##### EXCERPTED RECORDS

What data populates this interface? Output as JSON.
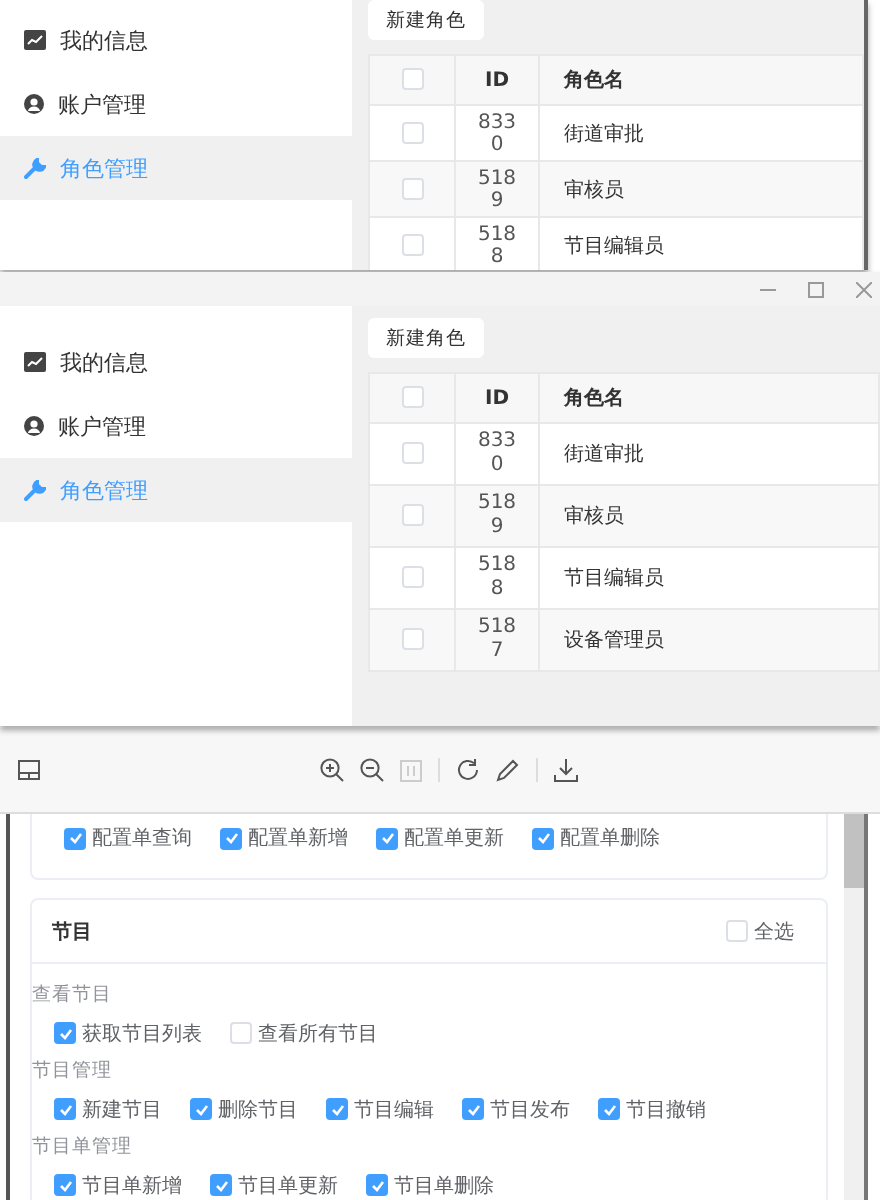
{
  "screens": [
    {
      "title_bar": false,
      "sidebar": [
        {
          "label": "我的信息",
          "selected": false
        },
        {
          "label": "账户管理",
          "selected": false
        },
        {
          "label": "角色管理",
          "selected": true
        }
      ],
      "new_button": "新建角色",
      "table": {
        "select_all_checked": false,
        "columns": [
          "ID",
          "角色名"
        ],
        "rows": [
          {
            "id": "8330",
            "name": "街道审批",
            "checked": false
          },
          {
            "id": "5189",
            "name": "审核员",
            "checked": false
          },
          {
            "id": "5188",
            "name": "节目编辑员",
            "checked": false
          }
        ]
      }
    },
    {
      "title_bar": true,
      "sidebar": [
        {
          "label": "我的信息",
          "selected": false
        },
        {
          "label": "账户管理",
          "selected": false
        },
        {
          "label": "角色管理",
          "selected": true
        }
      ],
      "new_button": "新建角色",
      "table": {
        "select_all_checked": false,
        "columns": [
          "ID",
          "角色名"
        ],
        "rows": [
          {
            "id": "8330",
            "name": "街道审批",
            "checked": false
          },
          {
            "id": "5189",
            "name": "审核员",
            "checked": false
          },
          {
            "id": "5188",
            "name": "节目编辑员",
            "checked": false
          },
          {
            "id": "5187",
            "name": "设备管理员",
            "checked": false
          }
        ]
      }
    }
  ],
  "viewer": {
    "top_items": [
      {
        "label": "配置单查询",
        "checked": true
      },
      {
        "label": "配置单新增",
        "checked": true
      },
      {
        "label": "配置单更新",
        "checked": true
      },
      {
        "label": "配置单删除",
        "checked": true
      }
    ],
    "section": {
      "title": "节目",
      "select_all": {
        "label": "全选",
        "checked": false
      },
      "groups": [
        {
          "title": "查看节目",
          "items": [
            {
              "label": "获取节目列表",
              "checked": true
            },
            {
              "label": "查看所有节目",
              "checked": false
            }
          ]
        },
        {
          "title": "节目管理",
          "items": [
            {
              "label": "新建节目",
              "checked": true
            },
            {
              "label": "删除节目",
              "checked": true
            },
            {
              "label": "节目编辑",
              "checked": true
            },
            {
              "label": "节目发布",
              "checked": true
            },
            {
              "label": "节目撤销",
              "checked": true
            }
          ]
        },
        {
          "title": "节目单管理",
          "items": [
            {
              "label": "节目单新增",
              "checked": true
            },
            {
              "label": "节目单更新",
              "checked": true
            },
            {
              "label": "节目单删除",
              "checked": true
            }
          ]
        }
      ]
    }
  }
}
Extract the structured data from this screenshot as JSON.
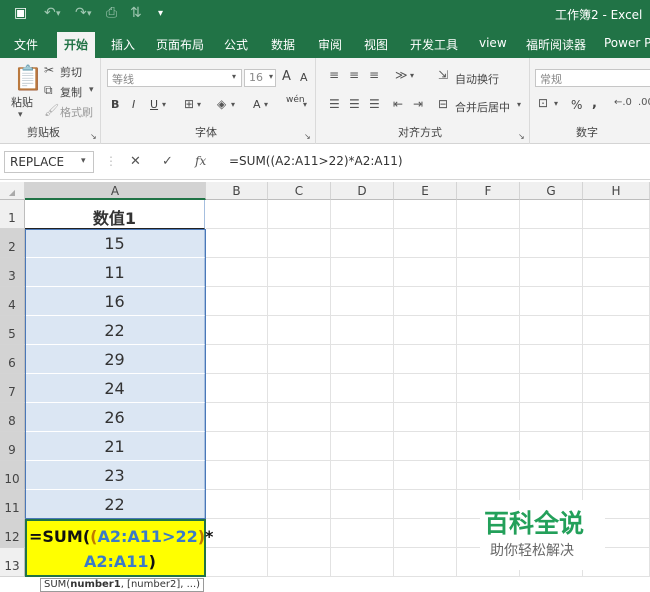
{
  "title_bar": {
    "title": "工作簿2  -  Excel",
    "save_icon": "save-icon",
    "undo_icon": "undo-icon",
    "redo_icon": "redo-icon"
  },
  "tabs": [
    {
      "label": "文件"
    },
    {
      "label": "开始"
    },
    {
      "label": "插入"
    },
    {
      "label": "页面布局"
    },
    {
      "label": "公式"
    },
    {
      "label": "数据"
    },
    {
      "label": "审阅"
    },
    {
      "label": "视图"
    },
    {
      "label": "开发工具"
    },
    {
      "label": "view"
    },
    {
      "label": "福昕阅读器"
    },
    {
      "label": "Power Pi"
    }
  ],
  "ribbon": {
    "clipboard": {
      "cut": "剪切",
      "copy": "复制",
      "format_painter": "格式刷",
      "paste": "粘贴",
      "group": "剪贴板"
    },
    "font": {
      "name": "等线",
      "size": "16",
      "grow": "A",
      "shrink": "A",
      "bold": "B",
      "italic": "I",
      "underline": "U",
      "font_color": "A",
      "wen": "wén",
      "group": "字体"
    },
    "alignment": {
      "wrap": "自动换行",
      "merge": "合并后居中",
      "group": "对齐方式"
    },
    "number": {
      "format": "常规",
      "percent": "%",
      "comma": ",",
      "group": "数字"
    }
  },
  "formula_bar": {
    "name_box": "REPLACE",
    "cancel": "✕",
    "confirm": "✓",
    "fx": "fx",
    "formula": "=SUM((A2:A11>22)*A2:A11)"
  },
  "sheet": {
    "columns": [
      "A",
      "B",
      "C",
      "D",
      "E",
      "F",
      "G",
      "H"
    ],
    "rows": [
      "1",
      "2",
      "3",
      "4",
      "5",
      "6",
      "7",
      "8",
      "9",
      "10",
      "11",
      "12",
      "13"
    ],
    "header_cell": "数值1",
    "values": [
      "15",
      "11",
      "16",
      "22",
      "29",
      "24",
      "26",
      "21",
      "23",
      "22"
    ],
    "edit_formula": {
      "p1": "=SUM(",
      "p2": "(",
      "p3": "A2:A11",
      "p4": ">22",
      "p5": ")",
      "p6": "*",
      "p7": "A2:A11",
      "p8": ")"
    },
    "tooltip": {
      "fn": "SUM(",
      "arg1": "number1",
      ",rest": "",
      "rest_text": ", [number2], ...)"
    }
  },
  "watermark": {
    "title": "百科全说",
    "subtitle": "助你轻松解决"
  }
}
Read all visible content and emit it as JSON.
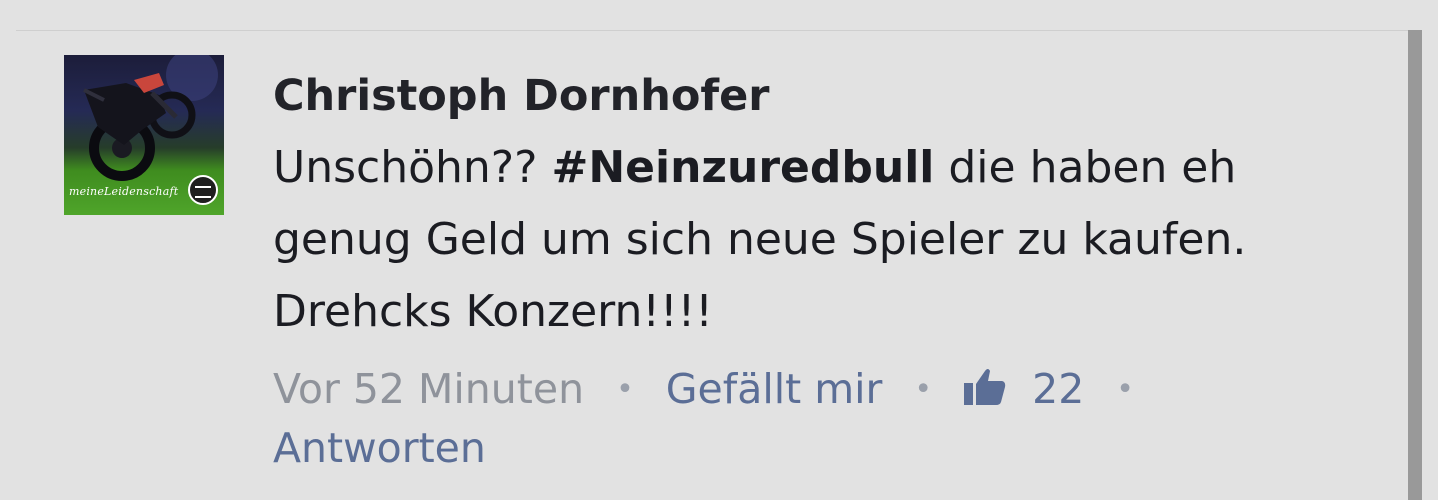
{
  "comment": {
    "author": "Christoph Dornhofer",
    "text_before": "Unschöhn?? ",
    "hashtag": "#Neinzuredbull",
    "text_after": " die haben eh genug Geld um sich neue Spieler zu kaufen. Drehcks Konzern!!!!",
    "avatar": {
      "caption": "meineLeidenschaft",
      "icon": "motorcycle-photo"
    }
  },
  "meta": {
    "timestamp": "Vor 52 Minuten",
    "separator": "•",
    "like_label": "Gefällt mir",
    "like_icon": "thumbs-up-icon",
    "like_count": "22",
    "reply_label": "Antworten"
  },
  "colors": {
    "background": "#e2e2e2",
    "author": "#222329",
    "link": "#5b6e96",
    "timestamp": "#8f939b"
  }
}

##########

**REQUIREMENT:** Retype all entries exactly as they appear, dropping the images.

**EXERCISE ANSWER:**
What data populates this interface? Output as JSON.
{
  "screens": [
    {
      "title_bar": false,
      "sidebar": [
        {
          "label": "我的信息",
          "selected": false
        },
        {
          "label": "账户管理",
          "selected": false
        },
        {
          "label": "角色管理",
          "selected": true
        }
      ],
      "new_button": "新建角色",
      "table": {
        "select_all_checked": false,
        "columns": [
          "ID",
          "角色名"
        ],
        "rows": [
          {
            "id": "8330",
            "name": "街道审批",
            "checked": false
          },
          {
            "id": "5189",
            "name": "审核员",
            "checked": false
          },
          {
            "id": "5188",
            "name": "节目编辑员",
            "checked": false
          }
        ]
      }
    },
    {
      "title_bar": true,
      "sidebar": [
        {
          "label": "我的信息",
          "selected": false
        },
        {
          "label": "账户管理",
          "selected": false
        },
        {
          "label": "角色管理",
          "selected": true
        }
      ],
      "new_button": "新建角色",
      "table": {
        "select_all_checked": false,
        "columns": [
          "ID",
          "角色名"
        ],
        "rows": [
          {
            "id": "8330",
            "name": "街道审批",
            "checked": false
          },
          {
            "id": "5189",
            "name": "审核员",
            "checked": false
          },
          {
            "id": "5188",
            "name": "节目编辑员",
            "checked": false
          },
          {
            "id": "5187",
            "name": "设备管理员",
            "checked": false
          }
        ]
      }
    }
  ],
  "viewer": {
    "top_items": [
      {
        "label": "配置单查询",
        "checked": true
      },
      {
        "label": "配置单新增",
        "checked": true
      },
      {
        "label": "配置单更新",
        "checked": true
      },
      {
        "label": "配置单删除",
        "checked": true
      }
    ],
    "section": {
      "title": "节目",
      "select_all": {
        "label": "全选",
        "checked": false
      },
      "groups": [
        {
          "title": "查看节目",
          "items": [
            {
              "label": "获取节目列表",
              "checked": true
            },
            {
              "label": "查看所有节目",
              "checked": false
            }
          ]
        },
        {
          "title": "节目管理",
          "items": [
            {
              "label": "新建节目",
              "checked": true
            },
            {
              "label": "删除节目",
              "checked": true
            },
            {
              "label": "节目编辑",
              "checked": true
            },
            {
              "label": "节目发布",
              "checked": true
            },
            {
              "label": "节目撤销",
              "checked": true
            }
          ]
        },
        {
          "title": "节目单管理",
          "items": [
            {
              "label": "节目单新增",
              "checked": true
            },
            {
              "label": "节目单更新",
              "checked": true
            },
            {
              "label": "节目单删除",
              "checked": true
            }
          ]
        }
      ]
    }
  }
}
Extract the structured data from this screenshot as JSON.
{
  "title_bar": {
    "title": "工作簿2  -  Excel",
    "save_icon": "save-icon",
    "undo_icon": "undo-icon",
    "redo_icon": "redo-icon"
  },
  "tabs": [
    {
      "label": "文件"
    },
    {
      "label": "开始"
    },
    {
      "label": "插入"
    },
    {
      "label": "页面布局"
    },
    {
      "label": "公式"
    },
    {
      "label": "数据"
    },
    {
      "label": "审阅"
    },
    {
      "label": "视图"
    },
    {
      "label": "开发工具"
    },
    {
      "label": "view"
    },
    {
      "label": "福昕阅读器"
    },
    {
      "label": "Power Pi"
    }
  ],
  "ribbon": {
    "clipboard": {
      "cut": "剪切",
      "copy": "复制",
      "format_painter": "格式刷",
      "paste": "粘贴",
      "group": "剪贴板"
    },
    "font": {
      "name": "等线",
      "size": "16",
      "grow": "A",
      "shrink": "A",
      "bold": "B",
      "italic": "I",
      "underline": "U",
      "font_color": "A",
      "wen": "wén",
      "group": "字体"
    },
    "alignment": {
      "wrap": "自动换行",
      "merge": "合并后居中",
      "group": "对齐方式"
    },
    "number": {
      "format": "常规",
      "percent": "%",
      "comma": ",",
      "group": "数字"
    }
  },
  "formula_bar": {
    "name_box": "REPLACE",
    "cancel": "✕",
    "confirm": "✓",
    "fx": "fx",
    "formula": "=SUM((A2:A11>22)*A2:A11)"
  },
  "sheet": {
    "columns": [
      "A",
      "B",
      "C",
      "D",
      "E",
      "F",
      "G",
      "H"
    ],
    "rows": [
      "1",
      "2",
      "3",
      "4",
      "5",
      "6",
      "7",
      "8",
      "9",
      "10",
      "11",
      "12",
      "13"
    ],
    "header_cell": "数值1",
    "values": [
      "15",
      "11",
      "16",
      "22",
      "29",
      "24",
      "26",
      "21",
      "23",
      "22"
    ],
    "edit_formula": {
      "p1": "=SUM(",
      "p2": "(",
      "p3": "A2:A11",
      "p4": ">22",
      "p5": ")",
      "p6": "*",
      "p7": "A2:A11",
      "p8": ")"
    },
    "tooltip": {
      "fn": "SUM(",
      "arg1": "number1",
      ",rest": "",
      "rest_text": ", [number2], ...)"
    }
  },
  "watermark": {
    "title": "百科全说",
    "subtitle": "助你轻松解决"
  }
}
Read all visible content and emit it as JSON.
{
  "comment": {
    "author": "Christoph Dornhofer",
    "text_before": "Unschöhn?? ",
    "hashtag": "#Neinzuredbull",
    "text_after": " die haben eh genug Geld um sich neue Spieler zu kaufen. Drehcks Konzern!!!!",
    "avatar": {
      "caption": "meineLeidenschaft",
      "icon": "motorcycle-photo"
    }
  },
  "meta": {
    "timestamp": "Vor 52 Minuten",
    "separator": "•",
    "like_label": "Gefällt mir",
    "like_icon": "thumbs-up-icon",
    "like_count": "22",
    "reply_label": "Antworten"
  },
  "colors": {
    "background": "#e2e2e2",
    "author": "#222329",
    "link": "#5b6e96",
    "timestamp": "#8f939b"
  }
}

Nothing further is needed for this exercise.